━━ Records provided ━━
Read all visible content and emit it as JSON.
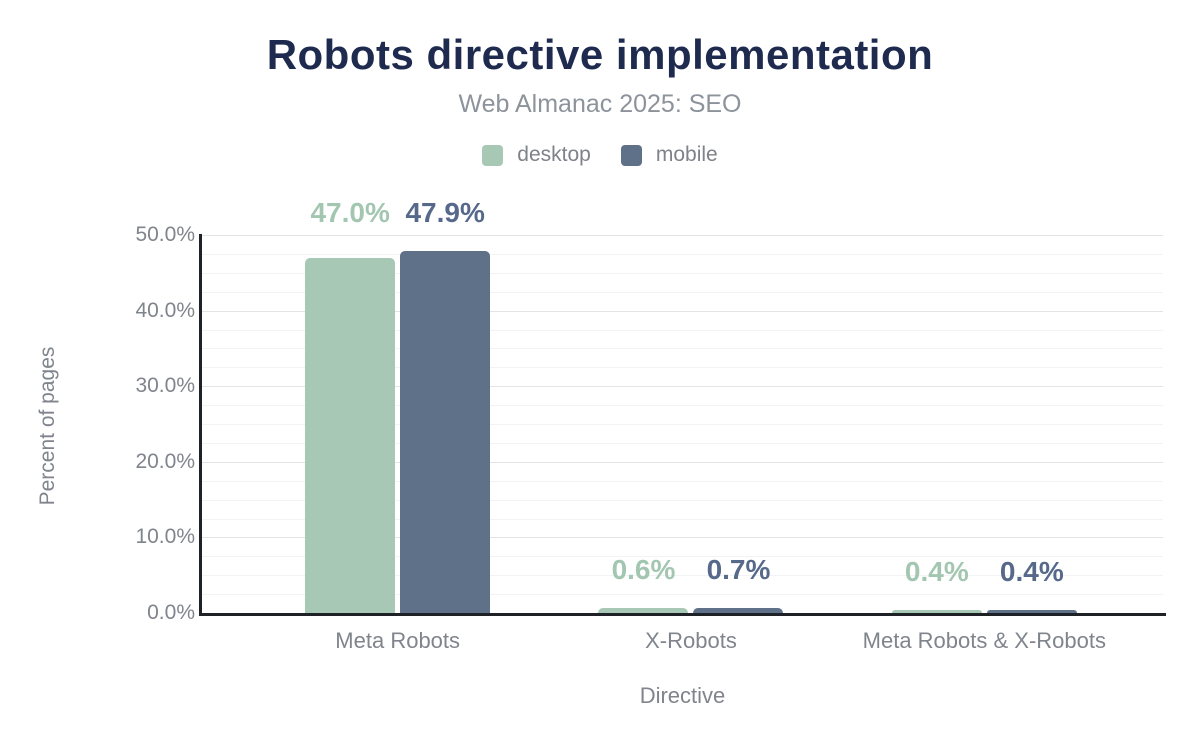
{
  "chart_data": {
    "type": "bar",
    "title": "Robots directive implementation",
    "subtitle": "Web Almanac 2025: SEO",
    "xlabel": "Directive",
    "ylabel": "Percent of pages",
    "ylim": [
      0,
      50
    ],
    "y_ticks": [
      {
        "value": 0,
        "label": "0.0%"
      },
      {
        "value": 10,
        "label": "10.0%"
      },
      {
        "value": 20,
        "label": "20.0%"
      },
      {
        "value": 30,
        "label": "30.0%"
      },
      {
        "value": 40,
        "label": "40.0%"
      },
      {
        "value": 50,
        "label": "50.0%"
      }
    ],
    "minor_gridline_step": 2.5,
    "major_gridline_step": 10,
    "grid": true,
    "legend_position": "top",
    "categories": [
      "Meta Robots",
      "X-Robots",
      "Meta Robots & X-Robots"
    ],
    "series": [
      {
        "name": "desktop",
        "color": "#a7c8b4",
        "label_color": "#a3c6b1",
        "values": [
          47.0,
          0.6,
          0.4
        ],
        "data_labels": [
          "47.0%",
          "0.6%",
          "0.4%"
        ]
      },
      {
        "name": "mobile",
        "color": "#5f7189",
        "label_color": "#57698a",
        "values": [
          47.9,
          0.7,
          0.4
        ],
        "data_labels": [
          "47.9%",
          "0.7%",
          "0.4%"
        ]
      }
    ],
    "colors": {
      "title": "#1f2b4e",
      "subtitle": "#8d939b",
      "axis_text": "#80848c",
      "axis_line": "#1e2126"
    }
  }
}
━━━
» Exercise directions
Omit any images, then output the listing exactly.

» Answer below
Read all visible content and emit it as JSON.
{
  "chart_data": {
    "type": "bar",
    "title": "Robots directive implementation",
    "subtitle": "Web Almanac 2025: SEO",
    "xlabel": "Directive",
    "ylabel": "Percent of pages",
    "ylim": [
      0,
      50
    ],
    "y_ticks": [
      {
        "value": 0,
        "label": "0.0%"
      },
      {
        "value": 10,
        "label": "10.0%"
      },
      {
        "value": 20,
        "label": "20.0%"
      },
      {
        "value": 30,
        "label": "30.0%"
      },
      {
        "value": 40,
        "label": "40.0%"
      },
      {
        "value": 50,
        "label": "50.0%"
      }
    ],
    "minor_gridline_step": 2.5,
    "major_gridline_step": 10,
    "grid": true,
    "legend_position": "top",
    "categories": [
      "Meta Robots",
      "X-Robots",
      "Meta Robots & X-Robots"
    ],
    "series": [
      {
        "name": "desktop",
        "color": "#a7c8b4",
        "label_color": "#a3c6b1",
        "values": [
          47.0,
          0.6,
          0.4
        ],
        "data_labels": [
          "47.0%",
          "0.6%",
          "0.4%"
        ]
      },
      {
        "name": "mobile",
        "color": "#5f7189",
        "label_color": "#57698a",
        "values": [
          47.9,
          0.7,
          0.4
        ],
        "data_labels": [
          "47.9%",
          "0.7%",
          "0.4%"
        ]
      }
    ],
    "colors": {
      "title": "#1f2b4e",
      "subtitle": "#8d939b",
      "axis_text": "#80848c",
      "axis_line": "#1e2126"
    }
  }
}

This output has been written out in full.